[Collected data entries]
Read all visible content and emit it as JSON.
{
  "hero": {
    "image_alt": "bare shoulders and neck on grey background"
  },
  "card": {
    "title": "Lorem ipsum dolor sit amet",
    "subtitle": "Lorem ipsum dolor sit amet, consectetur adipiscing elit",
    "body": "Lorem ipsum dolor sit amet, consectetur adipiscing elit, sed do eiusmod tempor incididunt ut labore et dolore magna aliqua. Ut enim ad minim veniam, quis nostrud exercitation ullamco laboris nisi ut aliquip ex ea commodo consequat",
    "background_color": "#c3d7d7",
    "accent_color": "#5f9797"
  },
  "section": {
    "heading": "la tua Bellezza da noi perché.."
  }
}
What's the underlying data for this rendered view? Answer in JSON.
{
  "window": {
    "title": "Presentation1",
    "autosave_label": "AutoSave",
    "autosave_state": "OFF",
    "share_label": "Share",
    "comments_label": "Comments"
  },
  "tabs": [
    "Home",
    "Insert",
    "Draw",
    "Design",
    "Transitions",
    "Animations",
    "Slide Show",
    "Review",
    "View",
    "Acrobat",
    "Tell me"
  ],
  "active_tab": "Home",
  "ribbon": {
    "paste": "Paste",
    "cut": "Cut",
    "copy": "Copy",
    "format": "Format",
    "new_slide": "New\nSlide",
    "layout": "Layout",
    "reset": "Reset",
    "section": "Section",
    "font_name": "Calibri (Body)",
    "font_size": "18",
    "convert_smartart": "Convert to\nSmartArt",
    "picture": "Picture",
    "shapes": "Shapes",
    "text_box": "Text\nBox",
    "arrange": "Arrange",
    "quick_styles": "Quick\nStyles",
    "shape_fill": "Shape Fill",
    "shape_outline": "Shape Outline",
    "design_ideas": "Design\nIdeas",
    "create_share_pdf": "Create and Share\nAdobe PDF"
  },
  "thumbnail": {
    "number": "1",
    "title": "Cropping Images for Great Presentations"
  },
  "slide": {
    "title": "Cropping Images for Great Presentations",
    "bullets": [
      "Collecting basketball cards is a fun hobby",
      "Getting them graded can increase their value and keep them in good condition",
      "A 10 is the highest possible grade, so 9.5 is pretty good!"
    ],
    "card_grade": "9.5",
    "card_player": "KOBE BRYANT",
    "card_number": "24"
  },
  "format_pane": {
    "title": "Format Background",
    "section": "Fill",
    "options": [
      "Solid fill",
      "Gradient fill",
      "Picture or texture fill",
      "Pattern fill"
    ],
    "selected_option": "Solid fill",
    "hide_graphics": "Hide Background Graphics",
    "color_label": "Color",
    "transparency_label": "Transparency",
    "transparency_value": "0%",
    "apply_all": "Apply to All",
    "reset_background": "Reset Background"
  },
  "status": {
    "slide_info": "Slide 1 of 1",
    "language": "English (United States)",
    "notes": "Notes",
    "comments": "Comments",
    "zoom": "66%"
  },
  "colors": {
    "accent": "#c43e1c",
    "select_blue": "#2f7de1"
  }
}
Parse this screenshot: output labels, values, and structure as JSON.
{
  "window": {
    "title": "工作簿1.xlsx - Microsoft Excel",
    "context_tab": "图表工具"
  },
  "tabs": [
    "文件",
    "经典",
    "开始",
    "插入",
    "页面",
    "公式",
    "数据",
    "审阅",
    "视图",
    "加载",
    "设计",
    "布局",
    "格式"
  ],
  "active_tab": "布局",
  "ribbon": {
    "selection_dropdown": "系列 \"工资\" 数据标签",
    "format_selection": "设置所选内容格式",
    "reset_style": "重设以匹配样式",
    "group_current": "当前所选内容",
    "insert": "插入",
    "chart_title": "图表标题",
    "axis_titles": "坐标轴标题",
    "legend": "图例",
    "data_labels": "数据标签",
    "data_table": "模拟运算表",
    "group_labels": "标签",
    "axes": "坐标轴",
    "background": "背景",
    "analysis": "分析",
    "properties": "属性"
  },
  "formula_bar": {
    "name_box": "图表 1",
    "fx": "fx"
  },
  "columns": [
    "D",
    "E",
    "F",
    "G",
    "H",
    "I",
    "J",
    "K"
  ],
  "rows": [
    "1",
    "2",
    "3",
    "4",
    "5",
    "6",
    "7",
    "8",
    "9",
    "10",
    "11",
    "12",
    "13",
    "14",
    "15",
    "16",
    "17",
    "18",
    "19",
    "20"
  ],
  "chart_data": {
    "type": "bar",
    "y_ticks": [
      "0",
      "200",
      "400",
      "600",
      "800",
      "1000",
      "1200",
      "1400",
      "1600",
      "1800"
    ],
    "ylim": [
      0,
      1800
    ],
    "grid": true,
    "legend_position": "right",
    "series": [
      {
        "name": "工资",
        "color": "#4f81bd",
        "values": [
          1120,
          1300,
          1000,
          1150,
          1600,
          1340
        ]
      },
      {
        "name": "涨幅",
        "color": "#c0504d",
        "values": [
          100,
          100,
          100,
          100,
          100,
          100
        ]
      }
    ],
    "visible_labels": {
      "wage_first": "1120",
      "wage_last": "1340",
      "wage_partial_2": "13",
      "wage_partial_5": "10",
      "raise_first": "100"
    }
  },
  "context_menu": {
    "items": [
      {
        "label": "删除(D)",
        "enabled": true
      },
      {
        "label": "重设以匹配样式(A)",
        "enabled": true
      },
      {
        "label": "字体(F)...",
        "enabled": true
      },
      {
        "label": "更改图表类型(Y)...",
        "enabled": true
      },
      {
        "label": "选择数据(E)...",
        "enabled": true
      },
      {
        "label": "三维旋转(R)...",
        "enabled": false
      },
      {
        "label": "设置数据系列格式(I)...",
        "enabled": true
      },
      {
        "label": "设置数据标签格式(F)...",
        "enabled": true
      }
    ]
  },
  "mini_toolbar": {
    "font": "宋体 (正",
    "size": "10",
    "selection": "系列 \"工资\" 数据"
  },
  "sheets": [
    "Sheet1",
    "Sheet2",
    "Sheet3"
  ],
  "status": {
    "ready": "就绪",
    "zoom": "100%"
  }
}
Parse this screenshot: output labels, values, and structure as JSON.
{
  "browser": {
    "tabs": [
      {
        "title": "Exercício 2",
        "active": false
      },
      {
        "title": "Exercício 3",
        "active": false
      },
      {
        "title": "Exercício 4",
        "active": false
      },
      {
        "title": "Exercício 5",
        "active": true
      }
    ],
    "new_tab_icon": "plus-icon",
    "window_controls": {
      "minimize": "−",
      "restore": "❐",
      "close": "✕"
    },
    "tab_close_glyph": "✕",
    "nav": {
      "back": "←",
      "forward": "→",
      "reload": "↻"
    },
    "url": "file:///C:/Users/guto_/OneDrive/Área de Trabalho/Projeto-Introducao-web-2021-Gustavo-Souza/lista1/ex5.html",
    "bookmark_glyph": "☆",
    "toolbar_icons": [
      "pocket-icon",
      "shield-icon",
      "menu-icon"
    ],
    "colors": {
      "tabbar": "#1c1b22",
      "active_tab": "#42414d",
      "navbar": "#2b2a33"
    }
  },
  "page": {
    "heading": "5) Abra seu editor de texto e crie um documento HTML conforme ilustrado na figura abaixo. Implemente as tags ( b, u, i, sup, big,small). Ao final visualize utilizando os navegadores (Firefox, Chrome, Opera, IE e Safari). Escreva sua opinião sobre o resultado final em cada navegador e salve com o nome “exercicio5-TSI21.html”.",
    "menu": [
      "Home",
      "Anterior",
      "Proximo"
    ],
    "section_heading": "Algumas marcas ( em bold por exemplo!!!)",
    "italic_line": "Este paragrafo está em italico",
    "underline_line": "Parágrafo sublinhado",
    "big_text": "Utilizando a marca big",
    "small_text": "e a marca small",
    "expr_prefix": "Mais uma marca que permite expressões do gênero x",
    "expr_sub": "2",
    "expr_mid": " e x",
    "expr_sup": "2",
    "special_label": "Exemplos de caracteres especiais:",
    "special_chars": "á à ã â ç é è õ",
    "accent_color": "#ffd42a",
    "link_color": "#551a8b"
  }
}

# Aim:
In the listing, find all lines with the string "JSON" and copy them.

# Result below:
Read all visible content and emit it as JSON.
What's the underlying data for this rendered view? Answer in JSON.
Parse this screenshot: output labels, values, and structure as JSON.
Parse this screenshot: output labels, values, and structure as JSON.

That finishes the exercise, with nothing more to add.